[GOAL] Pull out every line below holding the word "personal".

[RECORDS FOR PROCESSING]

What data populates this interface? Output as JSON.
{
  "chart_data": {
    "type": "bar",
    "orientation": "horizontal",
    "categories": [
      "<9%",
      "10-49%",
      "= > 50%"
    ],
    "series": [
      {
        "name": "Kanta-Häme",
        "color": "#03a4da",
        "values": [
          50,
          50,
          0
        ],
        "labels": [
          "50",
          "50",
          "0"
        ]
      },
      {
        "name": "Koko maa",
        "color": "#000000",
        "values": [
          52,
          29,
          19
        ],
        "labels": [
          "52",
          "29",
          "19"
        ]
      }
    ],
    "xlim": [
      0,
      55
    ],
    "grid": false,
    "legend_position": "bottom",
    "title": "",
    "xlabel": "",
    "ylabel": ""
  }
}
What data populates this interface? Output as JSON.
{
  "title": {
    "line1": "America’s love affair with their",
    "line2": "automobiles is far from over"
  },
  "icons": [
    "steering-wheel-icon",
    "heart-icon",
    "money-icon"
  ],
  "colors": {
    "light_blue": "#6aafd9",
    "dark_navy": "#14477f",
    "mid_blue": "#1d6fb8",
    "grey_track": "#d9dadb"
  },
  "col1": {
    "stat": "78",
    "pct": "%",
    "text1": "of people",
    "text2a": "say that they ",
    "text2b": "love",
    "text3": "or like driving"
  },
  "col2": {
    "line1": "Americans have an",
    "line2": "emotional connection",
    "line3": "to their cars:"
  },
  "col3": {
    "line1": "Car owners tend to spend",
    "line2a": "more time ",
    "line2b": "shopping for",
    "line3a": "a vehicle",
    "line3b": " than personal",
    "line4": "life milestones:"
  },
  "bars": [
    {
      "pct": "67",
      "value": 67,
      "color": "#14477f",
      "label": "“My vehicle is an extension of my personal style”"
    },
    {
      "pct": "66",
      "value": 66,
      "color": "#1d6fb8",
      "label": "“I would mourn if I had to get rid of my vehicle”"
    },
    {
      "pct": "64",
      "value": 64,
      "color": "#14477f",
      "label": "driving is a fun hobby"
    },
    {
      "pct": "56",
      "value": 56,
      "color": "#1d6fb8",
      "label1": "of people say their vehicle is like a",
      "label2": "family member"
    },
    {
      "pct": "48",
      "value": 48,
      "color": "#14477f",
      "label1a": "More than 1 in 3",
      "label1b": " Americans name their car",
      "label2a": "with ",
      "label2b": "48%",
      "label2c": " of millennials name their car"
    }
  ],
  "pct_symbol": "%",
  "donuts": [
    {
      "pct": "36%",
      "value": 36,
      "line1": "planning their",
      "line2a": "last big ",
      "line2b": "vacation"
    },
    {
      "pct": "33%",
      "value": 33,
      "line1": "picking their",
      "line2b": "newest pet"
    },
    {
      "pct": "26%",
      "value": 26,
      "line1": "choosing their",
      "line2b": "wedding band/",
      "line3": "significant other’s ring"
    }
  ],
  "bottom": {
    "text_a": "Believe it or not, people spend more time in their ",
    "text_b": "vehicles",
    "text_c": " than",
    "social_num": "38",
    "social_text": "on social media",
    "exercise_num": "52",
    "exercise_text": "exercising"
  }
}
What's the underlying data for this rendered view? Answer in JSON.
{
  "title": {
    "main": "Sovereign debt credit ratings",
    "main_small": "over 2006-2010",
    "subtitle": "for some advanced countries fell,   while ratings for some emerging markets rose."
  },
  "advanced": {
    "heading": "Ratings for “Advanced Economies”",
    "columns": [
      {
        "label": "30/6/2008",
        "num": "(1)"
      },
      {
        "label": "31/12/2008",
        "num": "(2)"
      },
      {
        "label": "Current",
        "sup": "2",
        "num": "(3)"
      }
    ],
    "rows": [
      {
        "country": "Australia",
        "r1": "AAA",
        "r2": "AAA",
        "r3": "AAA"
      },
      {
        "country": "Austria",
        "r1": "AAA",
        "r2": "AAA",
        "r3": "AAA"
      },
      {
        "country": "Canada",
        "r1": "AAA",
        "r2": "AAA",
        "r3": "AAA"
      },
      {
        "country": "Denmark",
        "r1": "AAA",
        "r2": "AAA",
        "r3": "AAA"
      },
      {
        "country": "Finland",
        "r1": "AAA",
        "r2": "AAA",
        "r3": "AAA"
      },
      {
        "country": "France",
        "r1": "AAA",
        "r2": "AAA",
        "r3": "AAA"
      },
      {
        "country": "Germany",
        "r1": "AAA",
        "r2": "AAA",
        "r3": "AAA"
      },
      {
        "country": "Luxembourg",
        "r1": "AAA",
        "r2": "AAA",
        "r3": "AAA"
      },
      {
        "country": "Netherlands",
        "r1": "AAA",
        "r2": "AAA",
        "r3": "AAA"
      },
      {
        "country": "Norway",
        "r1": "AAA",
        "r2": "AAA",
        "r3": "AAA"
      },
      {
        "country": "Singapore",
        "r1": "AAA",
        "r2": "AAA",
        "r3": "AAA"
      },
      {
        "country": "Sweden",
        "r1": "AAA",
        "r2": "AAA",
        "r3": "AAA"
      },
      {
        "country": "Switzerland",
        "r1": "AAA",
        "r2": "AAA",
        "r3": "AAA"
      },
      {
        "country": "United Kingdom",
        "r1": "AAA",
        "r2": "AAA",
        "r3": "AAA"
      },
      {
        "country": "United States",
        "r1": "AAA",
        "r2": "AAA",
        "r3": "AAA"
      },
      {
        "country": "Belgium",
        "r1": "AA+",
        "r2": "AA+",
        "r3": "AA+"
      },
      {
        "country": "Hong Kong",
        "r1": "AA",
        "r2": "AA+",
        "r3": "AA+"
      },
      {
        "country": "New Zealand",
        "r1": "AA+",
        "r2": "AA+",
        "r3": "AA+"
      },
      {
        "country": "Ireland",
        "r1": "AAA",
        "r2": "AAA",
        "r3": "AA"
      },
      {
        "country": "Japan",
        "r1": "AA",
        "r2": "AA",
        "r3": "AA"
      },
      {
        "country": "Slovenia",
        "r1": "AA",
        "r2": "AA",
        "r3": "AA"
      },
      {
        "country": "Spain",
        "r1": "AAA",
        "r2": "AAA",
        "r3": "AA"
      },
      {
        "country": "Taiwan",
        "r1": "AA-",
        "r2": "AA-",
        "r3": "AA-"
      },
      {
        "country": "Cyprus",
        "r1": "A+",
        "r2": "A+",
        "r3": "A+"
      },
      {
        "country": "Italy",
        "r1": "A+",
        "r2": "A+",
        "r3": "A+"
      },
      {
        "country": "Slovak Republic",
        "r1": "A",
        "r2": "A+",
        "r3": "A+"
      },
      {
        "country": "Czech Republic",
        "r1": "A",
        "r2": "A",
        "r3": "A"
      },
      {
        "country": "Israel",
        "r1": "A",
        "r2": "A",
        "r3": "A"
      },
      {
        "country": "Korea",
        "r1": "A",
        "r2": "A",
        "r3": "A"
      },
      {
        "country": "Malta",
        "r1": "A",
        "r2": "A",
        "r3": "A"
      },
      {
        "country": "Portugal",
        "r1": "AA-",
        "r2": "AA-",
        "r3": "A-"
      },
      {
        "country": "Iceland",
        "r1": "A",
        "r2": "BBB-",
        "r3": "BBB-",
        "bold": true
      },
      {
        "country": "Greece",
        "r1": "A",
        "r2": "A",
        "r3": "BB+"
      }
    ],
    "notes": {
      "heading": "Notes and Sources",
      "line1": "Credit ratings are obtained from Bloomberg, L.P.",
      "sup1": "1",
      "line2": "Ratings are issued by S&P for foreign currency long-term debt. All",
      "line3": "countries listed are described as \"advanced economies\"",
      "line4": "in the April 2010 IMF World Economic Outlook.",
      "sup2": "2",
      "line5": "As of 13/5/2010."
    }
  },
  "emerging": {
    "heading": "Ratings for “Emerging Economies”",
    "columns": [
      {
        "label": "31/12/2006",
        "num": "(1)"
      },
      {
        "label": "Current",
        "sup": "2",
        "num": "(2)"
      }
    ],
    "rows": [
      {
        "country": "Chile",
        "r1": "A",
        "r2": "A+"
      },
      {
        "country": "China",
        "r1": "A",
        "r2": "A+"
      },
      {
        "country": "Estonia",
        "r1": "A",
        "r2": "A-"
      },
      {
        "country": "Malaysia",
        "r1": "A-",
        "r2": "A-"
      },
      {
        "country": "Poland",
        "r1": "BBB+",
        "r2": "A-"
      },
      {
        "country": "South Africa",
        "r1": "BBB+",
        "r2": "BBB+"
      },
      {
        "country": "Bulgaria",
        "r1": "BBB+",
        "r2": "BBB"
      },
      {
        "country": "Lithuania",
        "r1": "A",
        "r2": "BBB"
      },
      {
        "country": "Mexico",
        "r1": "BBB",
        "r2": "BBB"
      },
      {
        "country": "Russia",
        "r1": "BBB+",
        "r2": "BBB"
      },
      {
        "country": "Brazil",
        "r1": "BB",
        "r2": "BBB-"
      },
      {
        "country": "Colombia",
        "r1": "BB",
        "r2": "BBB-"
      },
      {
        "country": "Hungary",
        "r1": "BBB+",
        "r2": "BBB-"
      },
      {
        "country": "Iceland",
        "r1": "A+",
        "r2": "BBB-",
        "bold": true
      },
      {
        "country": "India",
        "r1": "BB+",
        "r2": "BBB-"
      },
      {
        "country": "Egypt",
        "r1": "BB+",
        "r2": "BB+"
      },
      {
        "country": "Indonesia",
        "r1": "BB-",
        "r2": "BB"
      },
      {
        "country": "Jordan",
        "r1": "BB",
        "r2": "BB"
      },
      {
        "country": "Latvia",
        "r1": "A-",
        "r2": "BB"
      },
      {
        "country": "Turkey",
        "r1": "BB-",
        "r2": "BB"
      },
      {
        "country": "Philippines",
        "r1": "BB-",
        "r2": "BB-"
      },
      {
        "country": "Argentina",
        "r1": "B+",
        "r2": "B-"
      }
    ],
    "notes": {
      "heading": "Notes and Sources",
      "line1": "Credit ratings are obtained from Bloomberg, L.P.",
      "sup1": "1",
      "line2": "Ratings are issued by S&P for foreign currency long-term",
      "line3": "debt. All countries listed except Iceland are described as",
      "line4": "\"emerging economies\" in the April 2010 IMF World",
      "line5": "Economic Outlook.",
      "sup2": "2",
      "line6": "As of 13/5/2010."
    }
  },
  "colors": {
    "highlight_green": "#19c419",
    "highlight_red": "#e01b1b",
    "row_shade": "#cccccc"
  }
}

[COMPLETE ANSWER]
    "line3b": " than personal",
      "label": "“My vehicle is an extension of my personal style”"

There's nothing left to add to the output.